◆ Page
Like every new technology, 3D printing comes bundled with a new set of protocols, rules, codes and infrastructures. Addressing it can help us to cast a new light on the complex relationship between space and technology. Topics such as logistics, craftsmanship, industrial production, material expression, design and authorship are embedded within the discourse we would like to explore together. Putting aside the technical optimism introduced by developers and early adopters, we ask: what kind of architecture might be thought and built if 3D printing becomes the dominant mode of production? What are the ethical, political, and structural questions that should be addressed? And finally, how does it challenge the traditional role of the architect?

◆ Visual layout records

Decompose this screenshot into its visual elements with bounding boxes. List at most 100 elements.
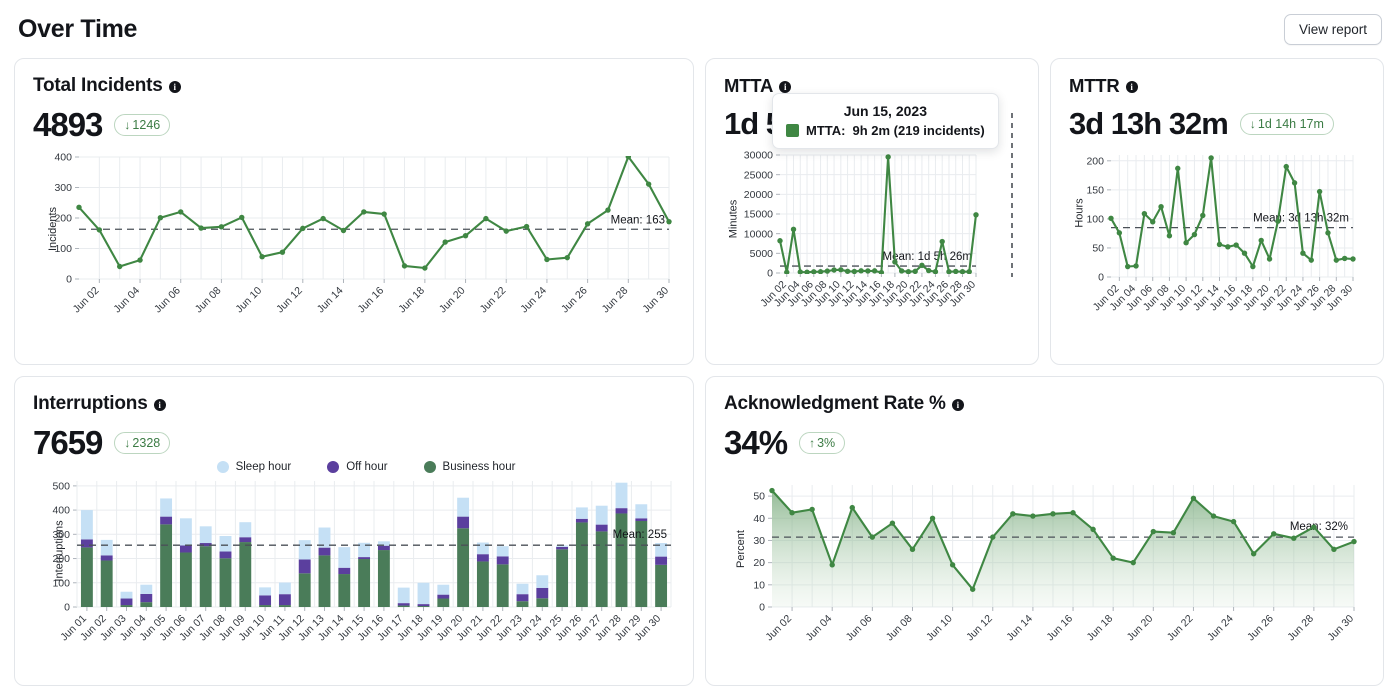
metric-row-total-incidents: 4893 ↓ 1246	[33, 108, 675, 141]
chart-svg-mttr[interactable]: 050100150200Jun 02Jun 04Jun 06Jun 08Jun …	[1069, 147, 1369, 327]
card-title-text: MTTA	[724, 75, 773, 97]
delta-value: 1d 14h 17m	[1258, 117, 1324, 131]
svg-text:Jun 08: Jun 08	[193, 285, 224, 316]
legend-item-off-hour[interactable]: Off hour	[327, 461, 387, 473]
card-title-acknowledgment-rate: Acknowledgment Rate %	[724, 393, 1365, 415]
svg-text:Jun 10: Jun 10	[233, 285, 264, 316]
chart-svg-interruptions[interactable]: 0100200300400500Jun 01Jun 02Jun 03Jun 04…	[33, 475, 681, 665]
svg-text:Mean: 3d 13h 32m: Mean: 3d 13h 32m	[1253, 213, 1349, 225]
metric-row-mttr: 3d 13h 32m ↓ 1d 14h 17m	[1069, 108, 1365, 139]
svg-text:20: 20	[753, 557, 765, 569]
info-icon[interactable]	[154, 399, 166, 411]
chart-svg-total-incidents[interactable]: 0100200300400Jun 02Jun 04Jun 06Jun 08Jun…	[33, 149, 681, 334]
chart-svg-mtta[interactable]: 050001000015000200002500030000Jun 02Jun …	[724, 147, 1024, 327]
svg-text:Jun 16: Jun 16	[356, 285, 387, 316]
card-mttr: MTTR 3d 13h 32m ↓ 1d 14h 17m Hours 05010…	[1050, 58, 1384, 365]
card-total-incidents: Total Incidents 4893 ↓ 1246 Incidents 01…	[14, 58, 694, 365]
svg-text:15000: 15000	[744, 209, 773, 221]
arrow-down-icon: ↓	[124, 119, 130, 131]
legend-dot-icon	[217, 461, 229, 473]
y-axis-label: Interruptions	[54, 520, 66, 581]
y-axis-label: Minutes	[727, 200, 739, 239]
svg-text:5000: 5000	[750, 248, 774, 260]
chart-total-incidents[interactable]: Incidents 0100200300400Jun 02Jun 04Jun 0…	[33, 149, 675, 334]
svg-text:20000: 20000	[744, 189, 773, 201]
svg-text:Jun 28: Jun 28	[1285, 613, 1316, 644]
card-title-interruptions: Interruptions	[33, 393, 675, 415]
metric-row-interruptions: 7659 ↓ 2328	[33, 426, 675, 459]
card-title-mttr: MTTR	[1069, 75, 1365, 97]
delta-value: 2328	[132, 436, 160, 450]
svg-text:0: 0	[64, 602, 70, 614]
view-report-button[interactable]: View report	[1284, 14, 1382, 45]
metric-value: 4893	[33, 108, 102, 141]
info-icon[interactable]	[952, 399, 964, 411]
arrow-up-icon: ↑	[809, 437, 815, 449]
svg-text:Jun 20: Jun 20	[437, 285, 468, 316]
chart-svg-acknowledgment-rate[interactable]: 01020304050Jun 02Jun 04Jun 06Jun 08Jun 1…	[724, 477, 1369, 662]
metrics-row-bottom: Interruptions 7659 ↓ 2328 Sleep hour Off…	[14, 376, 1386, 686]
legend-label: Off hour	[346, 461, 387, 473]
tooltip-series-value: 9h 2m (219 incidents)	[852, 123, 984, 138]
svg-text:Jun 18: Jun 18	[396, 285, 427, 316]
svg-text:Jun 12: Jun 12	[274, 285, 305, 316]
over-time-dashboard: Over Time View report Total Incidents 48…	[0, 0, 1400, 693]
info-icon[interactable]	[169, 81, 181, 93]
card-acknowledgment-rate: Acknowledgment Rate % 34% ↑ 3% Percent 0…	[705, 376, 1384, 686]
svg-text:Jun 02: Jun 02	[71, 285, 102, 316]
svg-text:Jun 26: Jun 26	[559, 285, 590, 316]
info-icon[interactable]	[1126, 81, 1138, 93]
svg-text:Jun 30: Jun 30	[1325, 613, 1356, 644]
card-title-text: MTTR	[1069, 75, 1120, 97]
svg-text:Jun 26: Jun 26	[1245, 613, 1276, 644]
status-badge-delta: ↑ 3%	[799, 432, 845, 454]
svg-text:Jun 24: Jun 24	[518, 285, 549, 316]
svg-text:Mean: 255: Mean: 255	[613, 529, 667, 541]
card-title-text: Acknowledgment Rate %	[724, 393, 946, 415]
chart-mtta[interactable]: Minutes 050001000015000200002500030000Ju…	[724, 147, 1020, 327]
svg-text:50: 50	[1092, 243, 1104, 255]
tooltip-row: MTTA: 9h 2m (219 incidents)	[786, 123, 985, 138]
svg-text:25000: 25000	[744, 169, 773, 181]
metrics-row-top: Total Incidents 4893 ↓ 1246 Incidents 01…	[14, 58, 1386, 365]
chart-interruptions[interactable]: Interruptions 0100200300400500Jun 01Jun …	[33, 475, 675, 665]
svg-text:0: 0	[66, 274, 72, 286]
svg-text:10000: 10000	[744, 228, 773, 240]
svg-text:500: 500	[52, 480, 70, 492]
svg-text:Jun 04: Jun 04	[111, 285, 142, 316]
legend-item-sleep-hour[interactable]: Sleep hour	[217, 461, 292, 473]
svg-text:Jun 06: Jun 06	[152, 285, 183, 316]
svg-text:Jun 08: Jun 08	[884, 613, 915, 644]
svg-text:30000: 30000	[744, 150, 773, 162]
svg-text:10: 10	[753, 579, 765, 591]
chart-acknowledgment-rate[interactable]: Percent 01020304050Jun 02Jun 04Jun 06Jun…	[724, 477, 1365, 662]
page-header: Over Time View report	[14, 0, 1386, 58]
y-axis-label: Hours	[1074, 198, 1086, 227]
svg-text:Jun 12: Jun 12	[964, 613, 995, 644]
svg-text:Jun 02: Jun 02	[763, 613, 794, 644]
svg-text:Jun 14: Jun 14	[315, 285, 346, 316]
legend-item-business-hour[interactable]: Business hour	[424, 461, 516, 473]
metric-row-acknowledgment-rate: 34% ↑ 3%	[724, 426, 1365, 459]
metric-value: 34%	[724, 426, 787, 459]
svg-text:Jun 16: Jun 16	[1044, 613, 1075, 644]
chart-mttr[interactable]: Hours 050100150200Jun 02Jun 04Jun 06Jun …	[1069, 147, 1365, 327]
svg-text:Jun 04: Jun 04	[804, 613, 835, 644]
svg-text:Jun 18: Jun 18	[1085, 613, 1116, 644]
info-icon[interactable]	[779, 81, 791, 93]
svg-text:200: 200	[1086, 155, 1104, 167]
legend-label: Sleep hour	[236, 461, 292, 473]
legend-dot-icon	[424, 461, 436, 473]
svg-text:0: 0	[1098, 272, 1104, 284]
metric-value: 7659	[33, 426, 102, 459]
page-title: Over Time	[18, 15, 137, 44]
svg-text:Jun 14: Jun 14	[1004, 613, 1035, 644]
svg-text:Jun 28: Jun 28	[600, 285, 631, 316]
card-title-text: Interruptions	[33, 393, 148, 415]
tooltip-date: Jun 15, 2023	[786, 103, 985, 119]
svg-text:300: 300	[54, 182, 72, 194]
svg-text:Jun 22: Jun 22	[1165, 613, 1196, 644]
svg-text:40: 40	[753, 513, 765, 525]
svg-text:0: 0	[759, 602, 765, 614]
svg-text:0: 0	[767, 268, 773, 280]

◆ To do
List every topic that the passage on 3D printing says is embedded within the discourse it intends to explore.

◆ Completed exercise
- Logistics
- Craftsmanship
- Industrial production
- Material expression
- Design
- Authorship